__Requirements__: Locate each line of the material that contains "name", then return it.

__Records for the task__:
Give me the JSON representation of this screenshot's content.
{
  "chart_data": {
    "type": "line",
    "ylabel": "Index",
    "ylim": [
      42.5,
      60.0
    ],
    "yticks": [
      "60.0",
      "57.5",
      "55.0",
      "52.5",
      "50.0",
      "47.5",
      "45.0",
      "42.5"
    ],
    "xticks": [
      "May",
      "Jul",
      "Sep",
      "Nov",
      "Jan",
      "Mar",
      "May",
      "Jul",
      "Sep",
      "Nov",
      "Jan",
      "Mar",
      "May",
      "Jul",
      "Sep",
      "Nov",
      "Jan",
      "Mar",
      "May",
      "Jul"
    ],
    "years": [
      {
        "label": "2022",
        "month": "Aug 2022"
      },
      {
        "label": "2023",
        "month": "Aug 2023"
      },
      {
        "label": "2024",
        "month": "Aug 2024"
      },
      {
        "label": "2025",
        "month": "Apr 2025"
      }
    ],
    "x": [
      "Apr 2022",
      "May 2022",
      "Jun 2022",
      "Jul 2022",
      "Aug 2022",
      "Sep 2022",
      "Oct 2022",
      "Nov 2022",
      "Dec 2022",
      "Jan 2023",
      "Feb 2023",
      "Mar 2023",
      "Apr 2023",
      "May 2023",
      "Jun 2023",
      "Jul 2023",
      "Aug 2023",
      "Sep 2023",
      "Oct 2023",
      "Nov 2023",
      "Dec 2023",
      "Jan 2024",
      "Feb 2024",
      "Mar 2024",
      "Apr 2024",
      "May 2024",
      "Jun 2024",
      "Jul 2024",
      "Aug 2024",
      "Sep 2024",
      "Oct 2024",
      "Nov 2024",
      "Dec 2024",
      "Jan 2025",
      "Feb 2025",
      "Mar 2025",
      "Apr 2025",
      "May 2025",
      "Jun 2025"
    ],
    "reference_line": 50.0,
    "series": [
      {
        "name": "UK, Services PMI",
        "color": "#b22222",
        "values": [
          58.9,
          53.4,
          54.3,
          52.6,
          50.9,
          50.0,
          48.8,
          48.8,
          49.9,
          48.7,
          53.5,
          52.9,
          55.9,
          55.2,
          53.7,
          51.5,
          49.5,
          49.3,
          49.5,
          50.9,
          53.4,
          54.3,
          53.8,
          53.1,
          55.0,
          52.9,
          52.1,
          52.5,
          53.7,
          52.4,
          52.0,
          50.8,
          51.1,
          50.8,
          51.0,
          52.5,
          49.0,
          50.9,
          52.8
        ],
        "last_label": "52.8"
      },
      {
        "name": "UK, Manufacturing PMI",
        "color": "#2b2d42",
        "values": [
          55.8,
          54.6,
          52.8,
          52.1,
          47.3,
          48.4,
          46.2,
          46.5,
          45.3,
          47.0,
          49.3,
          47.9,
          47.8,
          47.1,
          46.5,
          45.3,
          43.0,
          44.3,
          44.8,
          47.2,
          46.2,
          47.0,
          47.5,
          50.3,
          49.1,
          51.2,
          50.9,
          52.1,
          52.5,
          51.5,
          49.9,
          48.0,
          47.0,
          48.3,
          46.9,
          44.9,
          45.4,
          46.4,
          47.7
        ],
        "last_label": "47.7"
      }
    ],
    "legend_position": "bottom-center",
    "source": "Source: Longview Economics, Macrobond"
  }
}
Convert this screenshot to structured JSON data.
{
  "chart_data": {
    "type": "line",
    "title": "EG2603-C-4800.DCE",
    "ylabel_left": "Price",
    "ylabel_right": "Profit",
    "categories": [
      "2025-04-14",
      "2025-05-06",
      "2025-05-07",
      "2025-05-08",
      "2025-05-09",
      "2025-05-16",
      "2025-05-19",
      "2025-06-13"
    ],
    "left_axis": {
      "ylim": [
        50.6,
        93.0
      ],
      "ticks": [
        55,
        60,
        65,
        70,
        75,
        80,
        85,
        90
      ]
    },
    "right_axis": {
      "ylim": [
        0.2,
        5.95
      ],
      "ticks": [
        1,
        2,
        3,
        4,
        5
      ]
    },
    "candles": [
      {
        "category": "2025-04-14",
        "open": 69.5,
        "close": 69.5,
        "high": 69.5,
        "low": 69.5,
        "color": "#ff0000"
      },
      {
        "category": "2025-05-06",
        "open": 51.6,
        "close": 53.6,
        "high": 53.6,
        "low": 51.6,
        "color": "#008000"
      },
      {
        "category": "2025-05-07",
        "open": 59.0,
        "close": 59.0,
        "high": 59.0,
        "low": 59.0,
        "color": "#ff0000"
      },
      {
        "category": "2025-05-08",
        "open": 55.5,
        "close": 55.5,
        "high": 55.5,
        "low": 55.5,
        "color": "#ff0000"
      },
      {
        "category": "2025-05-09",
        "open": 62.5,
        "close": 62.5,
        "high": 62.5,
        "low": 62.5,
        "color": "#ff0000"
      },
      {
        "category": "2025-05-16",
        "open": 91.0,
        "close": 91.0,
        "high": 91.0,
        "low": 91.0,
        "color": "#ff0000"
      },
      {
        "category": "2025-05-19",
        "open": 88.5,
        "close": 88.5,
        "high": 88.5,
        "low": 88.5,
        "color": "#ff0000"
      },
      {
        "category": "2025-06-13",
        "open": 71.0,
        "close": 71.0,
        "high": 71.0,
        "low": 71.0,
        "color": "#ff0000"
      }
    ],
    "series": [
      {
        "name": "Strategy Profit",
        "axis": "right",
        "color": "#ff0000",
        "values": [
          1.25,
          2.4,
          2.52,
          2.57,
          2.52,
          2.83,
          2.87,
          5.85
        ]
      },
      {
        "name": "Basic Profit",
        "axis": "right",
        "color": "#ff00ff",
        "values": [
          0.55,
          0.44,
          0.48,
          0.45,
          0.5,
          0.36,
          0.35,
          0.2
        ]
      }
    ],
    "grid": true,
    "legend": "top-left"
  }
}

__Answer for the task__:
        "name": "UK, Services PMI",
        "name": "UK, Manufacturing PMI",
        "name": "Strategy Profit",
        "name": "Basic Profit",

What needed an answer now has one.